**PROMPT:** Keep only the lines of the data below that contain "from", and copy them.

** start DATASET ENTRIES **

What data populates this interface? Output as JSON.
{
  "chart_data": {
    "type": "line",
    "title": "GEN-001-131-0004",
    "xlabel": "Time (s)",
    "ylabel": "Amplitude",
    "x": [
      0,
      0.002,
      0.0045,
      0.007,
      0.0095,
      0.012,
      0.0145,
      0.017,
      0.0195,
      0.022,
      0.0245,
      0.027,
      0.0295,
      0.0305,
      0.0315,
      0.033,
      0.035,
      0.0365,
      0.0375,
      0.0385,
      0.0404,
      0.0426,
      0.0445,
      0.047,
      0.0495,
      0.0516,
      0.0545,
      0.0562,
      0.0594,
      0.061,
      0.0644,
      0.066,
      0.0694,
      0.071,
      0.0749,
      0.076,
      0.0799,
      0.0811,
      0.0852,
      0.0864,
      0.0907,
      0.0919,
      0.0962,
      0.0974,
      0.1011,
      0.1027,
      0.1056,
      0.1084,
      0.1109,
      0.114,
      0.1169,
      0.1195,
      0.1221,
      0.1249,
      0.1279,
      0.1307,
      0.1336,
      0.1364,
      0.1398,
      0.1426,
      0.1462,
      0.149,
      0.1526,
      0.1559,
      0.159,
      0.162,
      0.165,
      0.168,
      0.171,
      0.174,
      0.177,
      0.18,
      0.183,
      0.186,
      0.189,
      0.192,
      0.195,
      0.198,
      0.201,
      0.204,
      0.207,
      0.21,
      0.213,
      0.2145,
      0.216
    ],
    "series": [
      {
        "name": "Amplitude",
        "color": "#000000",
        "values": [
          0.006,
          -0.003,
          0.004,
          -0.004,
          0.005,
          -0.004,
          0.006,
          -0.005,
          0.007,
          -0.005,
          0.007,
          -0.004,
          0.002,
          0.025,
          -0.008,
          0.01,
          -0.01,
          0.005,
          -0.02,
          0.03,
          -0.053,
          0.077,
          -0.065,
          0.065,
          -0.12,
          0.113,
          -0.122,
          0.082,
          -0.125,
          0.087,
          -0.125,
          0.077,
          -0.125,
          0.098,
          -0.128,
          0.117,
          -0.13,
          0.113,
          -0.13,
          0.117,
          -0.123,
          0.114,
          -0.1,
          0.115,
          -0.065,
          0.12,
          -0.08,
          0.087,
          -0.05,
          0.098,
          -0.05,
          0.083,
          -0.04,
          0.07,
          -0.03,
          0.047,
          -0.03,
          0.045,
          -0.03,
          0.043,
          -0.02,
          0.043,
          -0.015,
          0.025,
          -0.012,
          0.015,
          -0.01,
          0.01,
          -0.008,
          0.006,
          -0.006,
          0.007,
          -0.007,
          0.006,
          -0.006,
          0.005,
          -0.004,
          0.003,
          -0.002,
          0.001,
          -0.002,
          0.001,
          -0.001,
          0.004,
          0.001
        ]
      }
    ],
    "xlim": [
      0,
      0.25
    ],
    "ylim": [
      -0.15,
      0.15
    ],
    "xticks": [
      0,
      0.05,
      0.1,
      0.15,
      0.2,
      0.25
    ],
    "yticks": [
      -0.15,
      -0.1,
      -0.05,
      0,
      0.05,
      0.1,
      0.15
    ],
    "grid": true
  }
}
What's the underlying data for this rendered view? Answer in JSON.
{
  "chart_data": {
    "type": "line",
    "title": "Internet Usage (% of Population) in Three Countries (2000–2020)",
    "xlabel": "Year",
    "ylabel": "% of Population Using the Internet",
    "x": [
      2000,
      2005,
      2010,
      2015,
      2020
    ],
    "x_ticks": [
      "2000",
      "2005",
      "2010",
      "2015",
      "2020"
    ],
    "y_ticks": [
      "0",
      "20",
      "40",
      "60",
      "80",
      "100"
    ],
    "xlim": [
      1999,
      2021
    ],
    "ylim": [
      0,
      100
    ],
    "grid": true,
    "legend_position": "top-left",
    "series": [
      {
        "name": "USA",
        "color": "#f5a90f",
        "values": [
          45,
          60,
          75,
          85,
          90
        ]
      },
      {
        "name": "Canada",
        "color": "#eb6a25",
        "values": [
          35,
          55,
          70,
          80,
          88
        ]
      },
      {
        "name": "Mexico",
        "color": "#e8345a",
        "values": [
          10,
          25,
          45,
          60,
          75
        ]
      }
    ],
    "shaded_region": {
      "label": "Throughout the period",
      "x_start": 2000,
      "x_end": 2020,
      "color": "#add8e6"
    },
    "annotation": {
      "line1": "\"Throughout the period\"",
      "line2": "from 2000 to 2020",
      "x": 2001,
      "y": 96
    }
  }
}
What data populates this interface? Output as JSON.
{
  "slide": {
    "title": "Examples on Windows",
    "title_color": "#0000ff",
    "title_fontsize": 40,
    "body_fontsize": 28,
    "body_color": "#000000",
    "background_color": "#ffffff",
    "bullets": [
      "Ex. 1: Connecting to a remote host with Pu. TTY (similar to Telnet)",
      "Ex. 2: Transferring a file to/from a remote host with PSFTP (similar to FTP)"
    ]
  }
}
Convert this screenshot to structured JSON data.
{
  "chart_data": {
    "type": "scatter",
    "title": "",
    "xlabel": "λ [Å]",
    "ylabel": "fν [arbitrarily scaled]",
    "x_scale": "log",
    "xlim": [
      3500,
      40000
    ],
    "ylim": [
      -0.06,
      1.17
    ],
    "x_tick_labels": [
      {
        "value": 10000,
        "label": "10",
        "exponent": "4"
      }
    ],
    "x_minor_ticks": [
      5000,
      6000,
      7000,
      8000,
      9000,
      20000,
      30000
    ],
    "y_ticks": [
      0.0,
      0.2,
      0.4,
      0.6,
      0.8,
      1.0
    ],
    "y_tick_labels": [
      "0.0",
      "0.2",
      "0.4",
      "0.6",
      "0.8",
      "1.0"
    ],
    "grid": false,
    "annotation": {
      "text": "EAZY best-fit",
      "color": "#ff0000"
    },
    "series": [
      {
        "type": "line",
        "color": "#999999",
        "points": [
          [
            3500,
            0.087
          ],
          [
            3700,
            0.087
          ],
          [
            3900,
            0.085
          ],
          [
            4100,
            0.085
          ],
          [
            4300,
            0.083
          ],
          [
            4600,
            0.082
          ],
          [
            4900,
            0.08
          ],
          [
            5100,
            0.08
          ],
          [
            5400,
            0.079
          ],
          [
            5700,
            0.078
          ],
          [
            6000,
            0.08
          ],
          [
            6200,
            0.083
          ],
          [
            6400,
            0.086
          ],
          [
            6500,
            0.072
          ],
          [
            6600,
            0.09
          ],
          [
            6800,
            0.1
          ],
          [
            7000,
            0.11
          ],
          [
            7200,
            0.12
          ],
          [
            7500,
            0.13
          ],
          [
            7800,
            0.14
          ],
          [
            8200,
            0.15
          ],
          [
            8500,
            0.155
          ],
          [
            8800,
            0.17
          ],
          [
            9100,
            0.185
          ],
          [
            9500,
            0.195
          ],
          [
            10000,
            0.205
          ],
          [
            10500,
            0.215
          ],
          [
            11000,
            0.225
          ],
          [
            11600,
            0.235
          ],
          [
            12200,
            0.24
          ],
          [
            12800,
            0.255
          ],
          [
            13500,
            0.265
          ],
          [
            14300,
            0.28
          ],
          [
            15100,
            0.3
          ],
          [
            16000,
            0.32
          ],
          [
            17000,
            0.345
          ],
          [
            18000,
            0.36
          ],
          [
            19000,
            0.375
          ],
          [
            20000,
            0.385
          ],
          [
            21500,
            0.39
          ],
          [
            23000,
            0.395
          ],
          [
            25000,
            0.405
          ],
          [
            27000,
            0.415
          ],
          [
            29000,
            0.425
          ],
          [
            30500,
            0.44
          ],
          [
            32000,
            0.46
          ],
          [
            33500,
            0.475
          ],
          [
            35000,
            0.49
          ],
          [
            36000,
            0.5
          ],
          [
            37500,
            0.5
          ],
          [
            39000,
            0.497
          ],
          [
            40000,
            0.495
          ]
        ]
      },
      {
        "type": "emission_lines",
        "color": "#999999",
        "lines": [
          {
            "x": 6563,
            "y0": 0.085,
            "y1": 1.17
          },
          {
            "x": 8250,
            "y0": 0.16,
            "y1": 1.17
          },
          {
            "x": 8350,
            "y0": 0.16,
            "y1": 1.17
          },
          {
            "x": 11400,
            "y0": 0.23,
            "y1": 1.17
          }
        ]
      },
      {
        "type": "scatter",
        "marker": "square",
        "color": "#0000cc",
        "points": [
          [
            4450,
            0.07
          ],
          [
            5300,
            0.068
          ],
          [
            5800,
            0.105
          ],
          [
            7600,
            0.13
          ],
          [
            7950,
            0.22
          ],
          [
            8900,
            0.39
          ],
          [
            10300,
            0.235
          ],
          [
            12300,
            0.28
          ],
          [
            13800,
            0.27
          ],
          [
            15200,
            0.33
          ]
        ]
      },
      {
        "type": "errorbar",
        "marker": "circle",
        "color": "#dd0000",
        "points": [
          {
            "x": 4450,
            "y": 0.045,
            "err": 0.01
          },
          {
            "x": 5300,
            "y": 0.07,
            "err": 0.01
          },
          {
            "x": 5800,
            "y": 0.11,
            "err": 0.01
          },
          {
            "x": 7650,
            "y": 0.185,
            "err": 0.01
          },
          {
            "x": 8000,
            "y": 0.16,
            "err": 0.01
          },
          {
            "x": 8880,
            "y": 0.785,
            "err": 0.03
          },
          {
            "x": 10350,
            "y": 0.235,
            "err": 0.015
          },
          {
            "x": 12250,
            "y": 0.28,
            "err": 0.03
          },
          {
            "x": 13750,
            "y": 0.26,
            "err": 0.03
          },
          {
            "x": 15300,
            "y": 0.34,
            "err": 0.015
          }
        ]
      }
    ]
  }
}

** end DATASET ENTRIES **

**COMPLETED EXERCISE:**
      "line2": "from 2000 to 2020",
      "Ex. 2: Transferring a file to/from a remote host with PSFTP (similar to FTP)"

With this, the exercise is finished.